_Exercise:_
Read through the data and report every line in which the word "User" occurs.

:: Provided records ::

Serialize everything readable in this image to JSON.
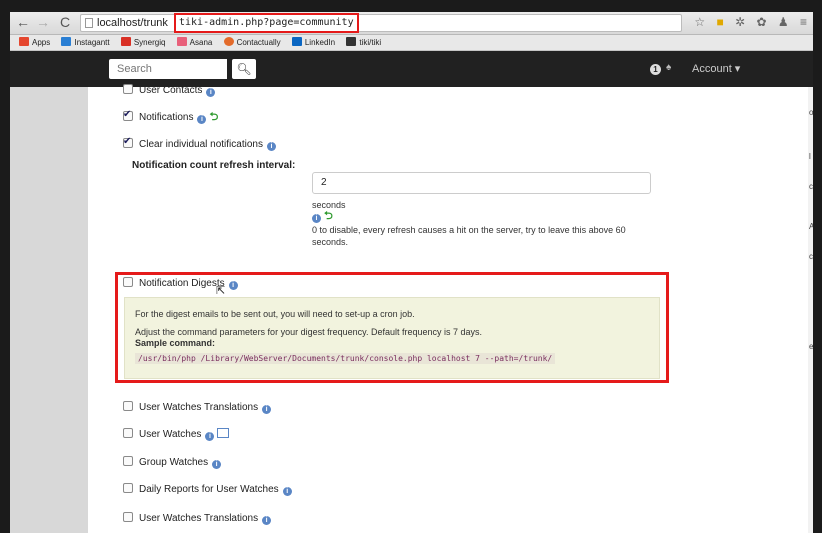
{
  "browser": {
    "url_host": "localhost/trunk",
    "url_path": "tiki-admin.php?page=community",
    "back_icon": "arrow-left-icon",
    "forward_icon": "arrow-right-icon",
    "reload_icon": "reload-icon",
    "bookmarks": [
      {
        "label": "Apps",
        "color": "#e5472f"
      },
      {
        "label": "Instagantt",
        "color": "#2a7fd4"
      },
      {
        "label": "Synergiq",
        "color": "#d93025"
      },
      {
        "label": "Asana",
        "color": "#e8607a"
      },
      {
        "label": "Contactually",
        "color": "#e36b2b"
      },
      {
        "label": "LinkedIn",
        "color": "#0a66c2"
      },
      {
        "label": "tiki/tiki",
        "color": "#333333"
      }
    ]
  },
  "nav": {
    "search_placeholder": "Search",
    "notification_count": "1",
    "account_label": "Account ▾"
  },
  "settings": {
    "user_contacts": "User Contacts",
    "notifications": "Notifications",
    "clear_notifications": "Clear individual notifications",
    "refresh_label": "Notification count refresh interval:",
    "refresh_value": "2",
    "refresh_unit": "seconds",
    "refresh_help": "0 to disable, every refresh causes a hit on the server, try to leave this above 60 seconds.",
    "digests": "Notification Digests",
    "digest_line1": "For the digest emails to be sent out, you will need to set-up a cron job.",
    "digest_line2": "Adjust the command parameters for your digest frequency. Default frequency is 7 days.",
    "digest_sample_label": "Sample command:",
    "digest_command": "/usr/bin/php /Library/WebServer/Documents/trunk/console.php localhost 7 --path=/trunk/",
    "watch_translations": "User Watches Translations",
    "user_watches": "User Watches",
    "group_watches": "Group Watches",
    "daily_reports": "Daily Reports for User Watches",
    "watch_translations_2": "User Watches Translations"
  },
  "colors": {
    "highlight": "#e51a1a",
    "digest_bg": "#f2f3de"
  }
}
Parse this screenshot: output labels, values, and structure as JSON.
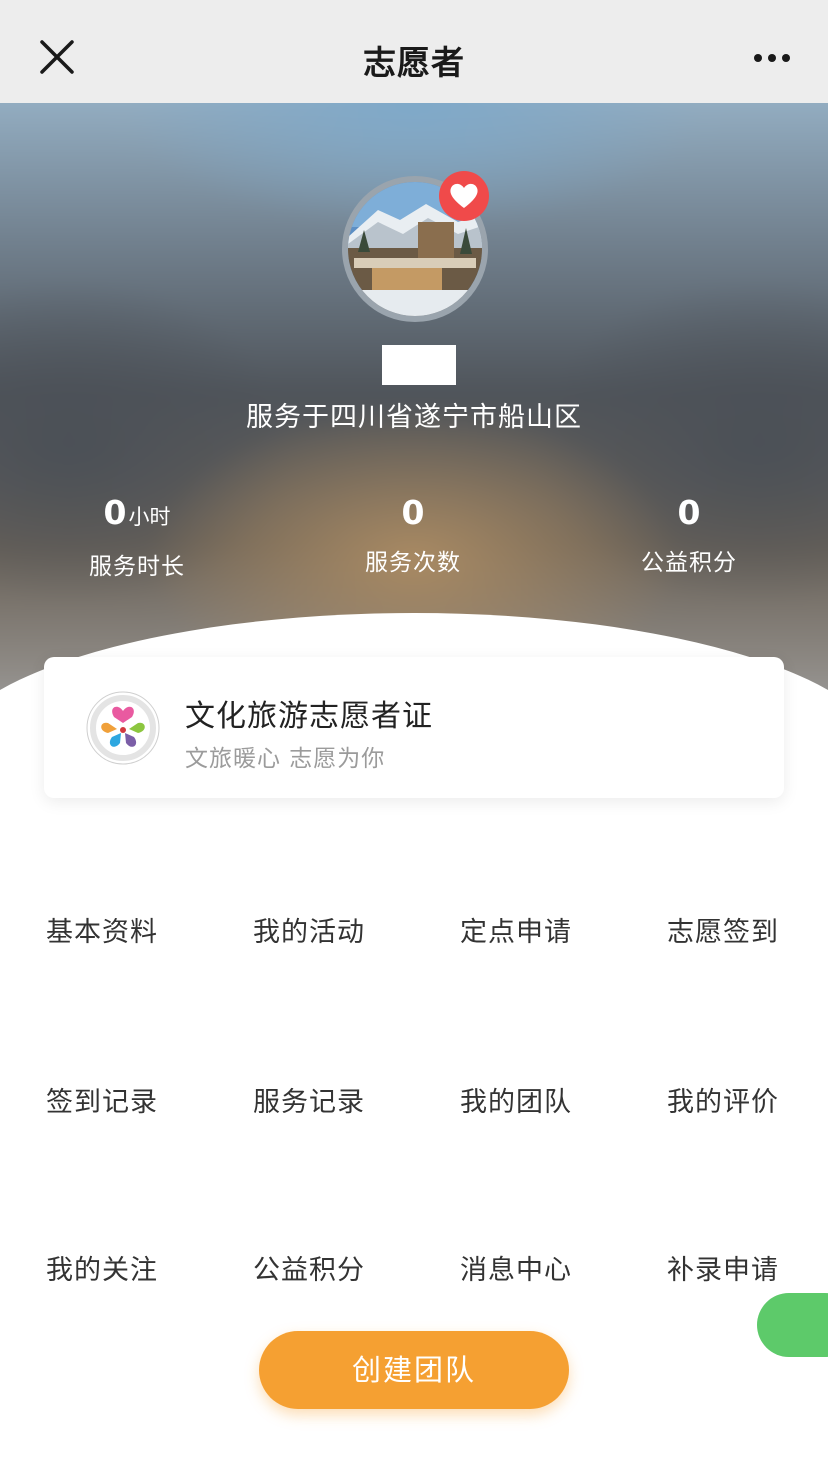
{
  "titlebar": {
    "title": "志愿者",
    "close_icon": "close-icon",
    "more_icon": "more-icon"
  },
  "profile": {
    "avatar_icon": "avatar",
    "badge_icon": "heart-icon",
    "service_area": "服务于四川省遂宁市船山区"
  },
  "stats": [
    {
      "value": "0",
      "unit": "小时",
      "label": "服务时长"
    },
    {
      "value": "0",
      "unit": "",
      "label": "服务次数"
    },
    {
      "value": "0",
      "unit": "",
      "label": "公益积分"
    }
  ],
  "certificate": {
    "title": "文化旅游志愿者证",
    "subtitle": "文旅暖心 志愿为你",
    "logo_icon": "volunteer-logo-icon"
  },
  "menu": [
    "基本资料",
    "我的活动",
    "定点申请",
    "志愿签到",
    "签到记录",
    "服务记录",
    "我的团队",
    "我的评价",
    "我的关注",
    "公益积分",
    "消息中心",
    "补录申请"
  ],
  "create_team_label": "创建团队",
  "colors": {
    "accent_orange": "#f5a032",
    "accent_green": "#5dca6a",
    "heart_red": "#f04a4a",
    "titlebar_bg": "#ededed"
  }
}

:::

_Full output:_
    "user_contacts": "User Contacts",
    "watch_translations": "User Watches Translations",
    "user_watches": "User Watches",
    "daily_reports": "Daily Reports for User Watches",
    "watch_translations_2": "User Watches Translations"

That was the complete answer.